→ EXERCISE:
Restate each of the lines given below, word for word.

****************

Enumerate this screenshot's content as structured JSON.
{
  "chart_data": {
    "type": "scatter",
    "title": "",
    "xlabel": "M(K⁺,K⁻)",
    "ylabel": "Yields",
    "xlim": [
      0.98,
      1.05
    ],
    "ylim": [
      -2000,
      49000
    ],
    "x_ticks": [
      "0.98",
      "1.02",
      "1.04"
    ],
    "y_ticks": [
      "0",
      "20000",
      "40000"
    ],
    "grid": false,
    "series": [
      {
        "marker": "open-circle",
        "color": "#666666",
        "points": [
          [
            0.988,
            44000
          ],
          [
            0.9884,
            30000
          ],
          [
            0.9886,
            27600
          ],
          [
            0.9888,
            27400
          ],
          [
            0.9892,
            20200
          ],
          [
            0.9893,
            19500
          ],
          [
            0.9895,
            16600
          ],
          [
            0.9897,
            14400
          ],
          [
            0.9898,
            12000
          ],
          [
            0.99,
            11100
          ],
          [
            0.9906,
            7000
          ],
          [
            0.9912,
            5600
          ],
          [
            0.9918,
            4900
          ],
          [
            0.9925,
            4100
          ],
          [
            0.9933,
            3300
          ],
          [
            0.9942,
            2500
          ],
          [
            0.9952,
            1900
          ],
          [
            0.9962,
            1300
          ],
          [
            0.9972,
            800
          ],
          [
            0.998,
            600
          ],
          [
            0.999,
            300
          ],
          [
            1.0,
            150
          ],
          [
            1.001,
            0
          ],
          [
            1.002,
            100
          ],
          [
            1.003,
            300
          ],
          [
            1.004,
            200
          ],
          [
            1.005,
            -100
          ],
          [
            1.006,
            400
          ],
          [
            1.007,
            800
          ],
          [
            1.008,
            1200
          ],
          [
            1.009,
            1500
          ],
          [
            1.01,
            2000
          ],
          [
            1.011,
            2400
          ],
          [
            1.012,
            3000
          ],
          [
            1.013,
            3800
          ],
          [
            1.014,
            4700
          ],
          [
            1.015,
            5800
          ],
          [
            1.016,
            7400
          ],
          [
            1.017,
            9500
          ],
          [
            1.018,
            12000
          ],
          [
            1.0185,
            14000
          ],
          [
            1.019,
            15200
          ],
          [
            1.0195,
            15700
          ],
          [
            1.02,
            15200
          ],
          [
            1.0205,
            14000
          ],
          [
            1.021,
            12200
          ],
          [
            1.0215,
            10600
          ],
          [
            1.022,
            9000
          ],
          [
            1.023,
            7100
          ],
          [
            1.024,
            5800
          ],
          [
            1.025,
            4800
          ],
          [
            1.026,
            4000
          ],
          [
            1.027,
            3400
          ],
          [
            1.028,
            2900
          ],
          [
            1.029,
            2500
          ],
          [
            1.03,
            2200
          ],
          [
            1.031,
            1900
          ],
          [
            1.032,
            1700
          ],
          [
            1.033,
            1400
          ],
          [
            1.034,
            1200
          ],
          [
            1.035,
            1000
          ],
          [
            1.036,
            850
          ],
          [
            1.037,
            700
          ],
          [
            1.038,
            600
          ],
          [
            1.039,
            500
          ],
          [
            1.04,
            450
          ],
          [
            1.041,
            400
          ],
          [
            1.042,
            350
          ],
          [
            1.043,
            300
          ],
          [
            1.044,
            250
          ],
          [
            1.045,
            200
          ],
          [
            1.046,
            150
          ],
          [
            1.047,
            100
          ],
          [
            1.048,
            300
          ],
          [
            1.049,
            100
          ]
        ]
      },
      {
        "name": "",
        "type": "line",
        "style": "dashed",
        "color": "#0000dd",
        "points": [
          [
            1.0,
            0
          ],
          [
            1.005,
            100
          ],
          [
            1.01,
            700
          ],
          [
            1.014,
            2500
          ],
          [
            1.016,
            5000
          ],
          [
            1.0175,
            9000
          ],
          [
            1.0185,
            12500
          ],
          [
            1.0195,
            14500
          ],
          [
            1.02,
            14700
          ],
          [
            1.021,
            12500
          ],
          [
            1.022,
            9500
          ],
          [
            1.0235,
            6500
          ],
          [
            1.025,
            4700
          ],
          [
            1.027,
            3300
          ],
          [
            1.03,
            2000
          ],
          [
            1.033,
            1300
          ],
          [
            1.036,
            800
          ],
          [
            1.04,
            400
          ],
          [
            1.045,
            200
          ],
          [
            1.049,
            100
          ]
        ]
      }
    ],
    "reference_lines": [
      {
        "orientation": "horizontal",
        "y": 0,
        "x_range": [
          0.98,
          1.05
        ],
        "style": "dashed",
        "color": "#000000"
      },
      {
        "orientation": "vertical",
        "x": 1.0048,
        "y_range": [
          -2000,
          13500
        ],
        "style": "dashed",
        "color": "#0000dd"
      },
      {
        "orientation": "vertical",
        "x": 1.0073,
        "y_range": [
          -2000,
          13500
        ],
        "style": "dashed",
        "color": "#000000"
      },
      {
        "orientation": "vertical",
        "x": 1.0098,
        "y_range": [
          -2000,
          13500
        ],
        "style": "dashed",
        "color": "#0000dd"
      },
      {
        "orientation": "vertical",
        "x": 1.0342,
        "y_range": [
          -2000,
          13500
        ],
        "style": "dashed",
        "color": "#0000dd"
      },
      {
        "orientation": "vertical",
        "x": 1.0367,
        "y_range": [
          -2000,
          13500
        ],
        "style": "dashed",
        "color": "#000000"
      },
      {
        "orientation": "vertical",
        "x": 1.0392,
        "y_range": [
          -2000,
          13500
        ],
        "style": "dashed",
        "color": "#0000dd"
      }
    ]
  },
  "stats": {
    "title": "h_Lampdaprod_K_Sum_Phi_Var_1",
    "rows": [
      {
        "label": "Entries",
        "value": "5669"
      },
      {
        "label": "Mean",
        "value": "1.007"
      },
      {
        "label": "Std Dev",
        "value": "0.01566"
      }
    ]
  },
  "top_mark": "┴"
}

****************

→ OUTPUT OF THE EXERCISE:
Enumerate this screenshot's content as structured JSON.
{
  "chart_data": {
    "type": "scatter",
    "title": "",
    "xlabel": "M(K⁺,K⁻)",
    "ylabel": "Yields",
    "xlim": [
      0.98,
      1.05
    ],
    "ylim": [
      -2000,
      49000
    ],
    "x_ticks": [
      "0.98",
      "1.02",
      "1.04"
    ],
    "y_ticks": [
      "0",
      "20000",
      "40000"
    ],
    "grid": false,
    "series": [
      {
        "marker": "open-circle",
        "color": "#666666",
        "points": [
          [
            0.988,
            44000
          ],
          [
            0.9884,
            30000
          ],
          [
            0.9886,
            27600
          ],
          [
            0.9888,
            27400
          ],
          [
            0.9892,
            20200
          ],
          [
            0.9893,
            19500
          ],
          [
            0.9895,
            16600
          ],
          [
            0.9897,
            14400
          ],
          [
            0.9898,
            12000
          ],
          [
            0.99,
            11100
          ],
          [
            0.9906,
            7000
          ],
          [
            0.9912,
            5600
          ],
          [
            0.9918,
            4900
          ],
          [
            0.9925,
            4100
          ],
          [
            0.9933,
            3300
          ],
          [
            0.9942,
            2500
          ],
          [
            0.9952,
            1900
          ],
          [
            0.9962,
            1300
          ],
          [
            0.9972,
            800
          ],
          [
            0.998,
            600
          ],
          [
            0.999,
            300
          ],
          [
            1.0,
            150
          ],
          [
            1.001,
            0
          ],
          [
            1.002,
            100
          ],
          [
            1.003,
            300
          ],
          [
            1.004,
            200
          ],
          [
            1.005,
            -100
          ],
          [
            1.006,
            400
          ],
          [
            1.007,
            800
          ],
          [
            1.008,
            1200
          ],
          [
            1.009,
            1500
          ],
          [
            1.01,
            2000
          ],
          [
            1.011,
            2400
          ],
          [
            1.012,
            3000
          ],
          [
            1.013,
            3800
          ],
          [
            1.014,
            4700
          ],
          [
            1.015,
            5800
          ],
          [
            1.016,
            7400
          ],
          [
            1.017,
            9500
          ],
          [
            1.018,
            12000
          ],
          [
            1.0185,
            14000
          ],
          [
            1.019,
            15200
          ],
          [
            1.0195,
            15700
          ],
          [
            1.02,
            15200
          ],
          [
            1.0205,
            14000
          ],
          [
            1.021,
            12200
          ],
          [
            1.0215,
            10600
          ],
          [
            1.022,
            9000
          ],
          [
            1.023,
            7100
          ],
          [
            1.024,
            5800
          ],
          [
            1.025,
            4800
          ],
          [
            1.026,
            4000
          ],
          [
            1.027,
            3400
          ],
          [
            1.028,
            2900
          ],
          [
            1.029,
            2500
          ],
          [
            1.03,
            2200
          ],
          [
            1.031,
            1900
          ],
          [
            1.032,
            1700
          ],
          [
            1.033,
            1400
          ],
          [
            1.034,
            1200
          ],
          [
            1.035,
            1000
          ],
          [
            1.036,
            850
          ],
          [
            1.037,
            700
          ],
          [
            1.038,
            600
          ],
          [
            1.039,
            500
          ],
          [
            1.04,
            450
          ],
          [
            1.041,
            400
          ],
          [
            1.042,
            350
          ],
          [
            1.043,
            300
          ],
          [
            1.044,
            250
          ],
          [
            1.045,
            200
          ],
          [
            1.046,
            150
          ],
          [
            1.047,
            100
          ],
          [
            1.048,
            300
          ],
          [
            1.049,
            100
          ]
        ]
      },
      {
        "name": "",
        "type": "line",
        "style": "dashed",
        "color": "#0000dd",
        "points": [
          [
            1.0,
            0
          ],
          [
            1.005,
            100
          ],
          [
            1.01,
            700
          ],
          [
            1.014,
            2500
          ],
          [
            1.016,
            5000
          ],
          [
            1.0175,
            9000
          ],
          [
            1.0185,
            12500
          ],
          [
            1.0195,
            14500
          ],
          [
            1.02,
            14700
          ],
          [
            1.021,
            12500
          ],
          [
            1.022,
            9500
          ],
          [
            1.0235,
            6500
          ],
          [
            1.025,
            4700
          ],
          [
            1.027,
            3300
          ],
          [
            1.03,
            2000
          ],
          [
            1.033,
            1300
          ],
          [
            1.036,
            800
          ],
          [
            1.04,
            400
          ],
          [
            1.045,
            200
          ],
          [
            1.049,
            100
          ]
        ]
      }
    ],
    "reference_lines": [
      {
        "orientation": "horizontal",
        "y": 0,
        "x_range": [
          0.98,
          1.05
        ],
        "style": "dashed",
        "color": "#000000"
      },
      {
        "orientation": "vertical",
        "x": 1.0048,
        "y_range": [
          -2000,
          13500
        ],
        "style": "dashed",
        "color": "#0000dd"
      },
      {
        "orientation": "vertical",
        "x": 1.0073,
        "y_range": [
          -2000,
          13500
        ],
        "style": "dashed",
        "color": "#000000"
      },
      {
        "orientation": "vertical",
        "x": 1.0098,
        "y_range": [
          -2000,
          13500
        ],
        "style": "dashed",
        "color": "#0000dd"
      },
      {
        "orientation": "vertical",
        "x": 1.0342,
        "y_range": [
          -2000,
          13500
        ],
        "style": "dashed",
        "color": "#0000dd"
      },
      {
        "orientation": "vertical",
        "x": 1.0367,
        "y_range": [
          -2000,
          13500
        ],
        "style": "dashed",
        "color": "#000000"
      },
      {
        "orientation": "vertical",
        "x": 1.0392,
        "y_range": [
          -2000,
          13500
        ],
        "style": "dashed",
        "color": "#0000dd"
      }
    ]
  },
  "stats": {
    "title": "h_Lampdaprod_K_Sum_Phi_Var_1",
    "rows": [
      {
        "label": "Entries",
        "value": "5669"
      },
      {
        "label": "Mean",
        "value": "1.007"
      },
      {
        "label": "Std Dev",
        "value": "0.01566"
      }
    ]
  },
  "top_mark": "┴"
}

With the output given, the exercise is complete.